*Data provided*.
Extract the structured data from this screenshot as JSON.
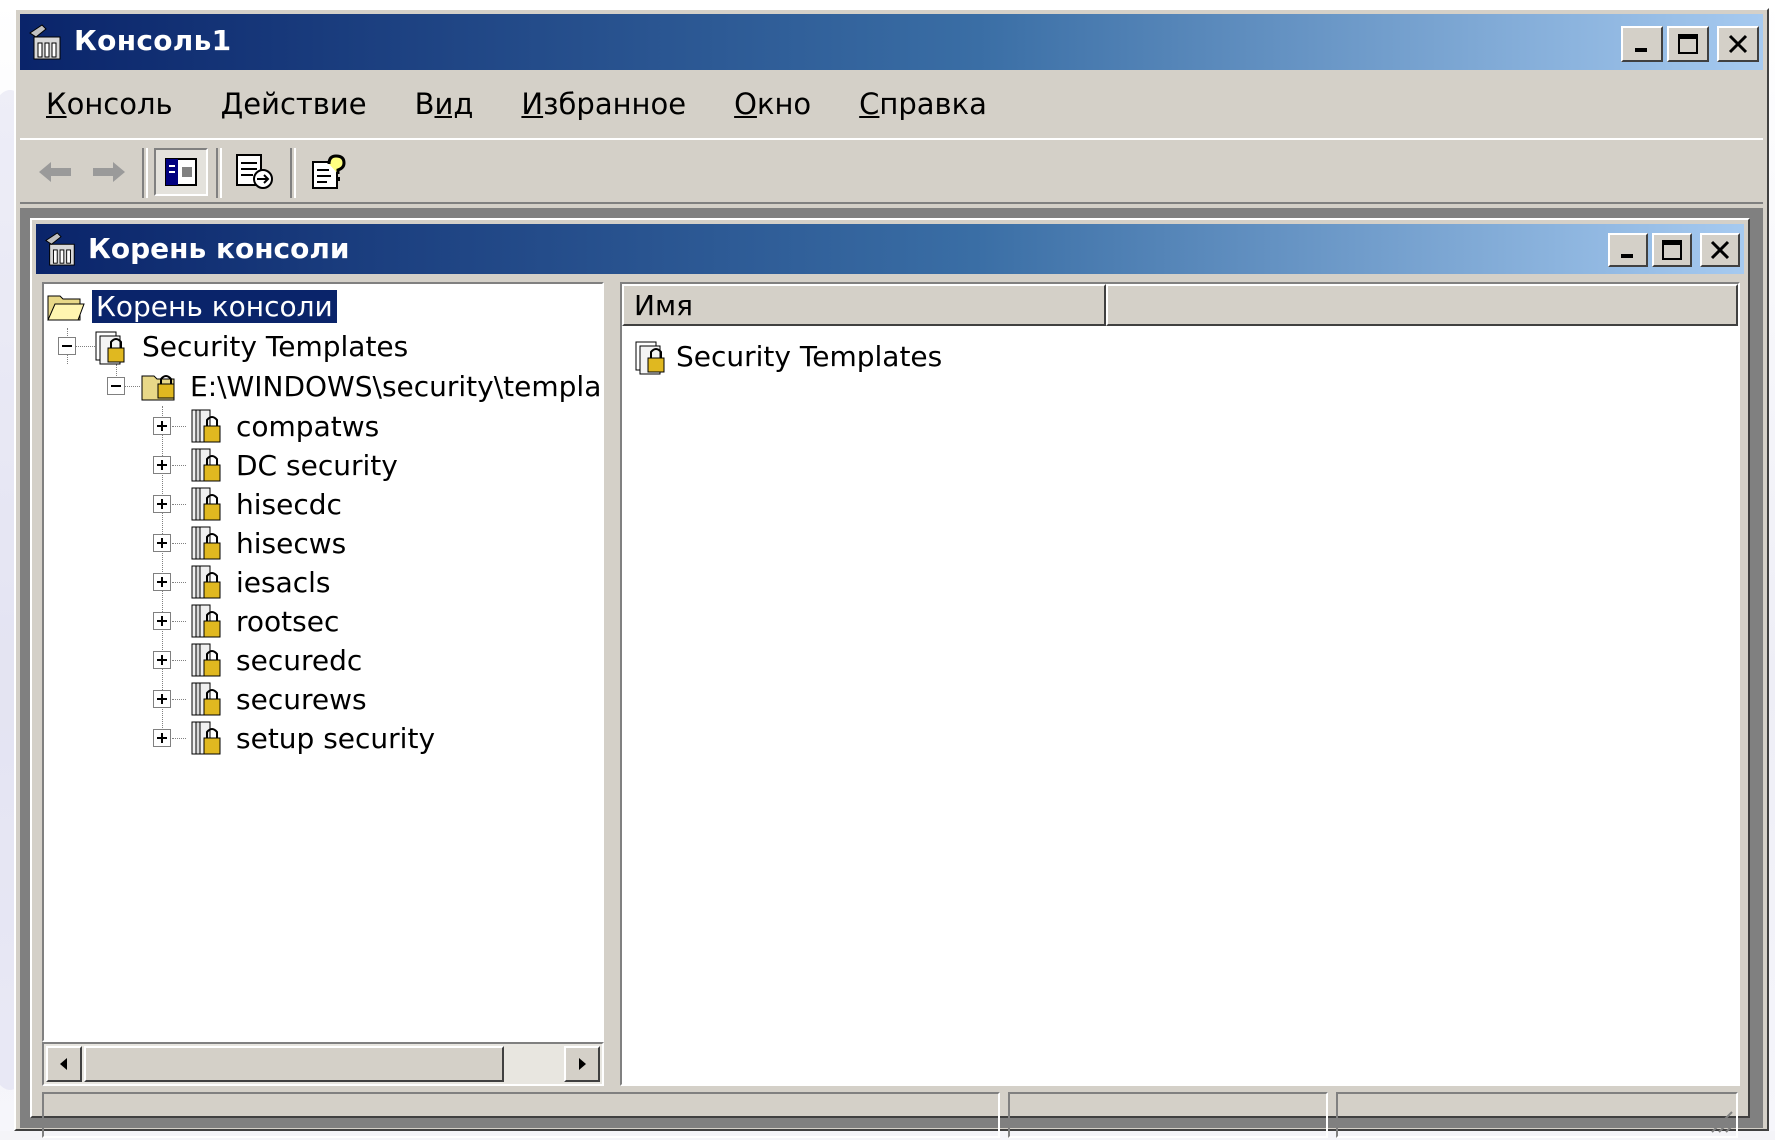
{
  "window": {
    "title": "Консоль1",
    "icon": "mmc-console-icon"
  },
  "menu": [
    {
      "label_u": "К",
      "label_rest": "онсоль"
    },
    {
      "label_u": "Д",
      "label_rest": "ействие"
    },
    {
      "label_u": "В",
      "label_rest": "ид"
    },
    {
      "label_u": "И",
      "label_rest": "збранное"
    },
    {
      "label_u": "О",
      "label_rest": "кно"
    },
    {
      "label_u": "С",
      "label_rest": "правка"
    }
  ],
  "toolbar": {
    "buttons": [
      "back-arrow-icon",
      "forward-arrow-icon",
      "show-hide-tree-icon",
      "export-list-icon",
      "help-icon"
    ]
  },
  "child_window": {
    "title": "Корень консоли"
  },
  "tree": {
    "root": "Корень консоли",
    "security_templates": "Security Templates",
    "path": "E:\\WINDOWS\\security\\templa",
    "templates": [
      "compatws",
      "DC security",
      "hisecdc",
      "hisecws",
      "iesacls",
      "rootsec",
      "securedc",
      "securews",
      "setup security"
    ]
  },
  "list": {
    "columns": [
      "Имя",
      ""
    ],
    "items": [
      "Security Templates"
    ]
  }
}
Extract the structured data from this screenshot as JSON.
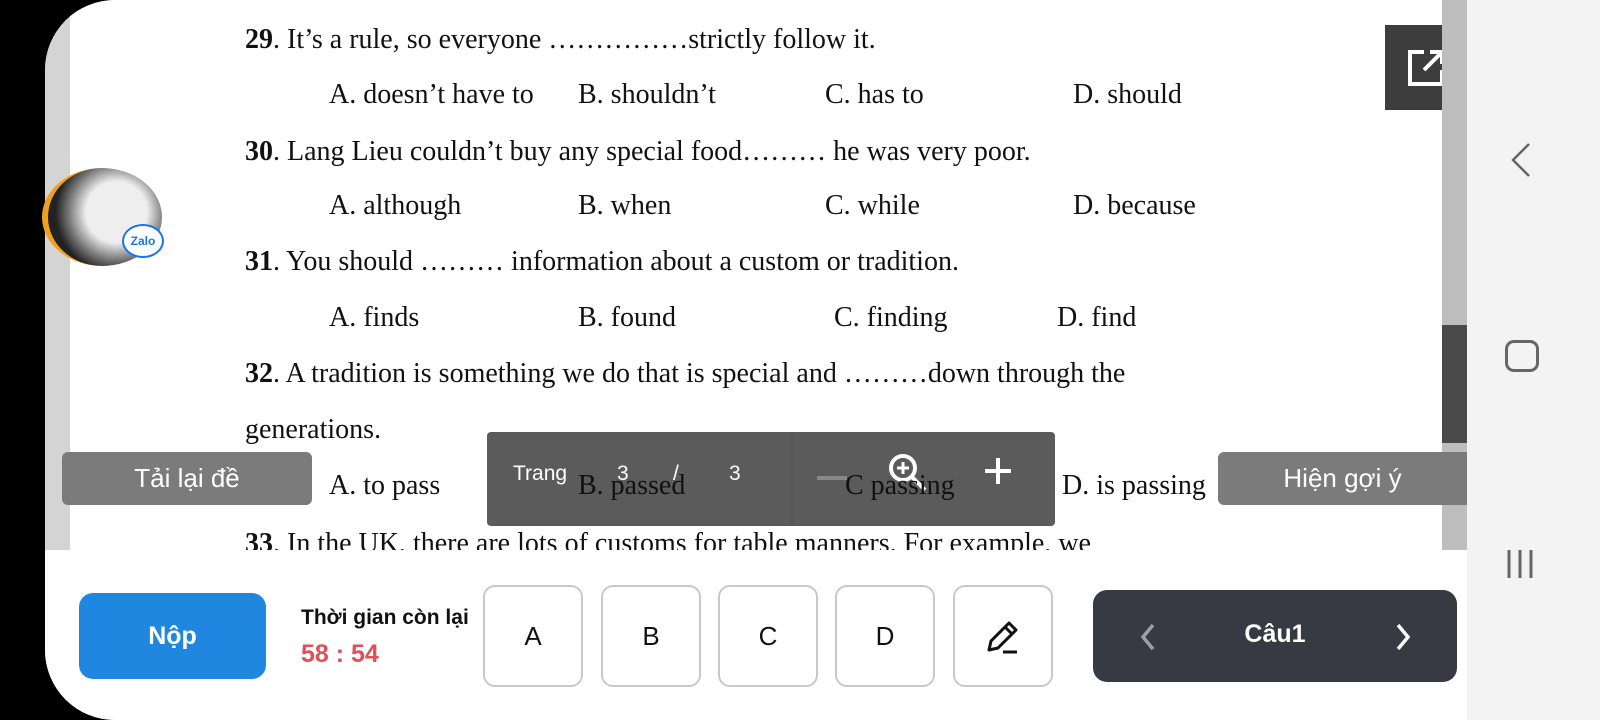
{
  "questions": [
    {
      "num": "29",
      "text": ". It’s a rule, so everyone ……………strictly follow it.",
      "options": [
        "A. doesn’t have to",
        "B. shouldn’t",
        "C. has to",
        "D. should"
      ]
    },
    {
      "num": "30",
      "text": ". Lang Lieu couldn’t buy any special food……… he was very poor.",
      "options": [
        "A. although",
        "B. when",
        "C. while",
        "D. because"
      ]
    },
    {
      "num": "31",
      "text": ". You should ……… information about a custom or tradition.",
      "options": [
        "A. finds",
        "B. found",
        "C. finding",
        "D. find"
      ]
    },
    {
      "num": "32",
      "text": ". A tradition is something we do that is special and ………down through the",
      "text2": "generations.",
      "options": [
        "A. to pass",
        "B. passed",
        "C passing",
        "D. is passing"
      ]
    },
    {
      "num": "33",
      "text": ". In the UK, there are lots of customs for table manners. For example, we"
    }
  ],
  "floating_chat": {
    "label": "Zalo",
    "accent": "#1a73e8"
  },
  "toolbar": {
    "reload": "Tải lại đề",
    "hint": "Hiện gợi ý"
  },
  "pager": {
    "page_label": "Trang",
    "current": "3",
    "separator": "/",
    "total": "3"
  },
  "bottom": {
    "submit": "Nộp",
    "time_label": "Thời gian còn lại",
    "time_value": "58 : 54",
    "answers": [
      "A",
      "B",
      "C",
      "D"
    ],
    "question_label": "Câu1"
  },
  "colors": {
    "submit": "#1f87e0",
    "timer": "#e0505a",
    "nav": "#373a42"
  }
}
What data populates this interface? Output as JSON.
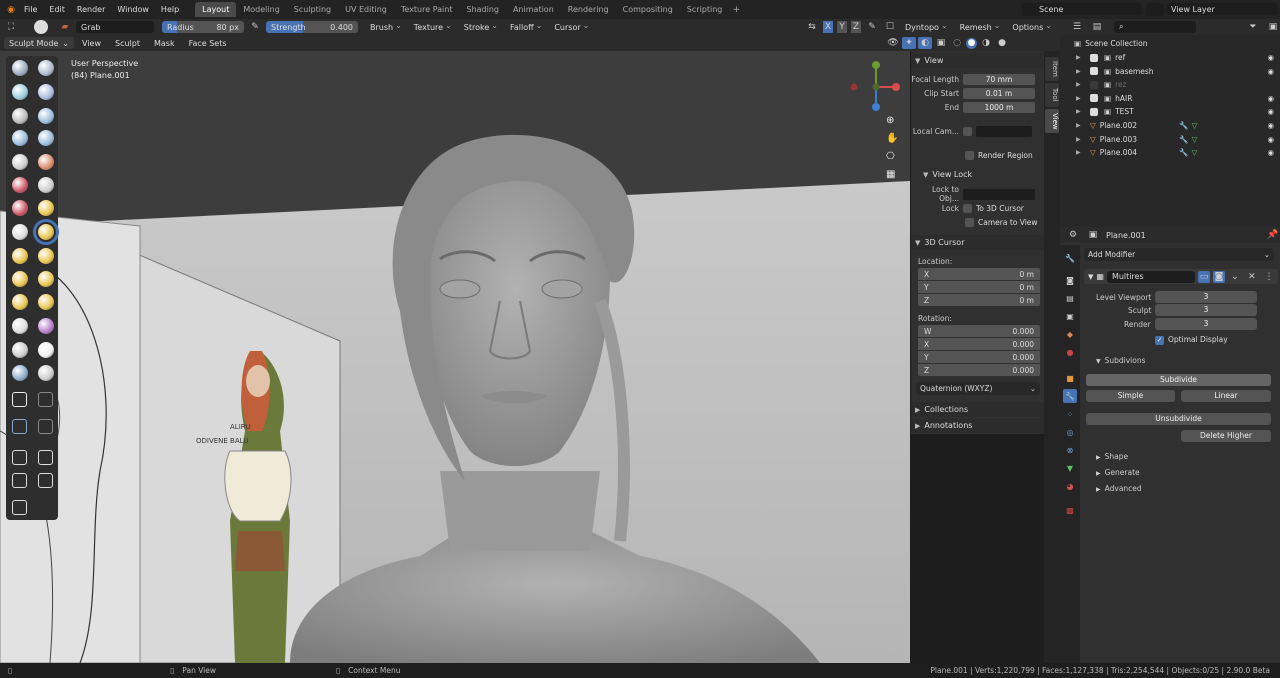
{
  "topbar": {
    "menus": [
      "File",
      "Edit",
      "Render",
      "Window",
      "Help"
    ],
    "workspaces": [
      "Layout",
      "Modeling",
      "Sculpting",
      "UV Editing",
      "Texture Paint",
      "Shading",
      "Animation",
      "Rendering",
      "Compositing",
      "Scripting"
    ],
    "active_workspace": "Layout",
    "scene": "Scene",
    "view_layer": "View Layer"
  },
  "tool_header": {
    "brush_name": "Grab",
    "radius_label": "Radius",
    "radius_value": "80 px",
    "strength_label": "Strength",
    "strength_value": "0.400",
    "menus": [
      "Brush",
      "Texture",
      "Stroke",
      "Falloff",
      "Cursor"
    ],
    "axis": [
      "X",
      "Y",
      "Z"
    ],
    "dyntopo": "Dyntopo",
    "remesh": "Remesh",
    "options": "Options"
  },
  "view_header": {
    "mode": "Sculpt Mode",
    "menus": [
      "View",
      "Sculpt",
      "Mask",
      "Face Sets"
    ]
  },
  "viewport": {
    "perspective": "User Perspective",
    "object": "(84) Plane.001",
    "ref_text1": "ALIRU",
    "ref_text2": "ODIVENE BALU"
  },
  "npanel": {
    "view": {
      "title": "View",
      "focal_label": "Focal Length",
      "focal_value": "70 mm",
      "clip_start_label": "Clip Start",
      "clip_start_value": "0.01 m",
      "end_label": "End",
      "end_value": "1000 m",
      "local_cam": "Local Cam...",
      "render_region": "Render Region"
    },
    "view_lock": {
      "title": "View Lock",
      "lock_obj": "Lock to Obj...",
      "lock": "Lock",
      "to_cursor": "To 3D Cursor",
      "camera_to_view": "Camera to View"
    },
    "cursor": {
      "title": "3D Cursor",
      "location": "Location:",
      "x": "0 m",
      "y": "0 m",
      "z": "0 m",
      "rotation": "Rotation:",
      "rw": "0.000",
      "rx": "0.000",
      "ry": "0.000",
      "rz": "0.000",
      "mode": "Quaternion (WXYZ)"
    },
    "collections": "Collections",
    "annotations": "Annotations",
    "tabs": [
      "Item",
      "Tool",
      "View"
    ]
  },
  "outliner": {
    "root": "Scene Collection",
    "items": [
      {
        "name": "ref"
      },
      {
        "name": "basemesh"
      },
      {
        "name": "rez"
      },
      {
        "name": "hAIR"
      },
      {
        "name": "TEST"
      },
      {
        "name": "Plane.002"
      },
      {
        "name": "Plane.003"
      },
      {
        "name": "Plane.004"
      }
    ]
  },
  "properties": {
    "object": "Plane.001",
    "add_modifier": "Add Modifier",
    "modifier_name": "Multires",
    "level_viewport_label": "Level Viewport",
    "level_viewport": "3",
    "sculpt_label": "Sculpt",
    "sculpt": "3",
    "render_label": "Render",
    "render": "3",
    "optimal_display": "Optimal Display",
    "subdivions": "Subdivions",
    "subdivide": "Subdivide",
    "simple": "Simple",
    "linear": "Linear",
    "unsubdivide": "Unsubdivide",
    "delete_higher": "Delete Higher",
    "shape": "Shape",
    "generate": "Generate",
    "advanced": "Advanced"
  },
  "status": {
    "pan": "Pan View",
    "context": "Context Menu",
    "stats": "Plane.001 | Verts:1,220,799 | Faces:1,127,338 | Tris:2,254,544 | Objects:0/25 | 2.90.0 Beta"
  }
}
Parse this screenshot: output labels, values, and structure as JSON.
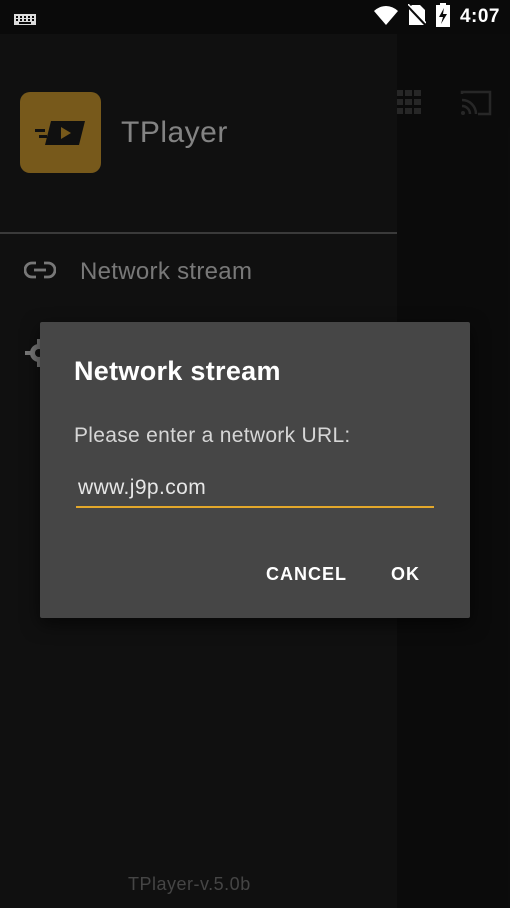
{
  "status_bar": {
    "time": "4:07",
    "icons": [
      "keyboard-icon",
      "wifi-icon",
      "no-sim-icon",
      "battery-charging-icon"
    ]
  },
  "app_bar": {
    "icons": [
      "grid-view-icon",
      "cast-icon"
    ]
  },
  "drawer": {
    "app_title": "TPlayer",
    "items": [
      {
        "label": "Network stream",
        "icon": "link-icon"
      },
      {
        "label": "",
        "icon": "gear-icon"
      }
    ],
    "version": "TPlayer-v.5.0b"
  },
  "dialog": {
    "title": "Network stream",
    "message": "Please enter a network URL:",
    "url_value": "www.j9p.com",
    "cancel_label": "CANCEL",
    "ok_label": "OK"
  },
  "colors": {
    "accent": "#e3a82b",
    "logo_bg": "#b7892a",
    "dialog_bg": "#464646"
  }
}
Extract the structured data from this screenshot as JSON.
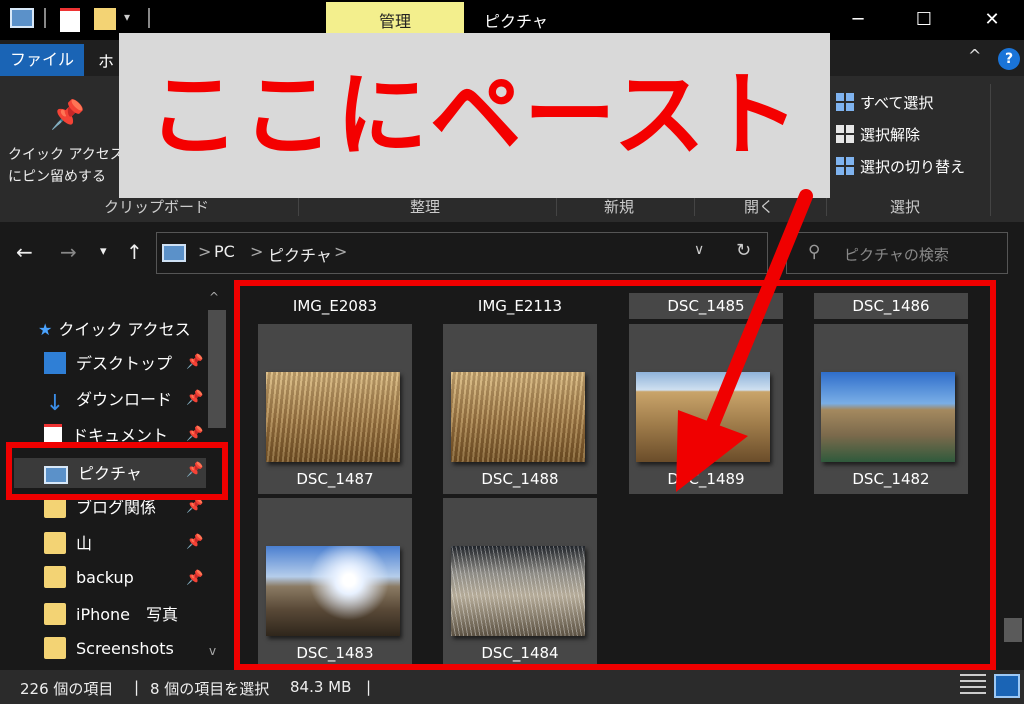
{
  "window": {
    "title": "ピクチャ",
    "context_tab": "管理",
    "minimize": "─",
    "maximize": "☐",
    "close": "✕"
  },
  "ribbon": {
    "tabs": {
      "file": "ファイル",
      "home": "ホ"
    },
    "help": "?",
    "collapse": "^",
    "clipboard": {
      "pin_label": "クイック アクセス\nにピン留めする",
      "group_label": "クリップボード"
    },
    "groups": {
      "organize": "整理",
      "new": "新規",
      "open": "開く",
      "select": "選択"
    },
    "select": {
      "select_all": "すべて選択",
      "select_none": "選択解除",
      "invert": "選択の切り替え"
    }
  },
  "overlay": {
    "banner_text": "ここにペースト",
    "banner_color": "#f40000",
    "highlight_color": "#f00000"
  },
  "address": {
    "crumbs": [
      "PC",
      "ピクチャ"
    ],
    "separator": ">",
    "search_placeholder": "ピクチャの検索"
  },
  "nav_pane": {
    "quick_access": "クイック アクセス",
    "items": [
      {
        "label": "デスクトップ"
      },
      {
        "label": "ダウンロード"
      },
      {
        "label": "ドキュメント"
      },
      {
        "label": "ピクチャ"
      },
      {
        "label": "ブログ関係"
      },
      {
        "label": "山"
      },
      {
        "label": "backup"
      },
      {
        "label": "iPhone　写真"
      },
      {
        "label": "Screenshots"
      }
    ]
  },
  "content": {
    "header_items": [
      "IMG_E2083",
      "IMG_E2113",
      "DSC_1485",
      "DSC_1486"
    ],
    "files": [
      "DSC_1487",
      "DSC_1488",
      "DSC_1489",
      "DSC_1482",
      "DSC_1483",
      "DSC_1484"
    ]
  },
  "status": {
    "item_count": "226 個の項目",
    "selection": "8 個の項目を選択",
    "size": "84.3 MB"
  }
}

*What needs to be done*. Reproduce each line of the material containing the word "Plane".

*Answer to this exercise*.
    "object": "(84) Plane.001",
        "name": "Plane.002"
        "name": "Plane.003"
        "name": "Plane.004"
    "object": "Plane.001",
    "stats": "Plane.001 | Verts:1,220,799 | Faces:1,127,338 | Tris:2,254,544 | Objects:0/25 | 2.90.0 Beta"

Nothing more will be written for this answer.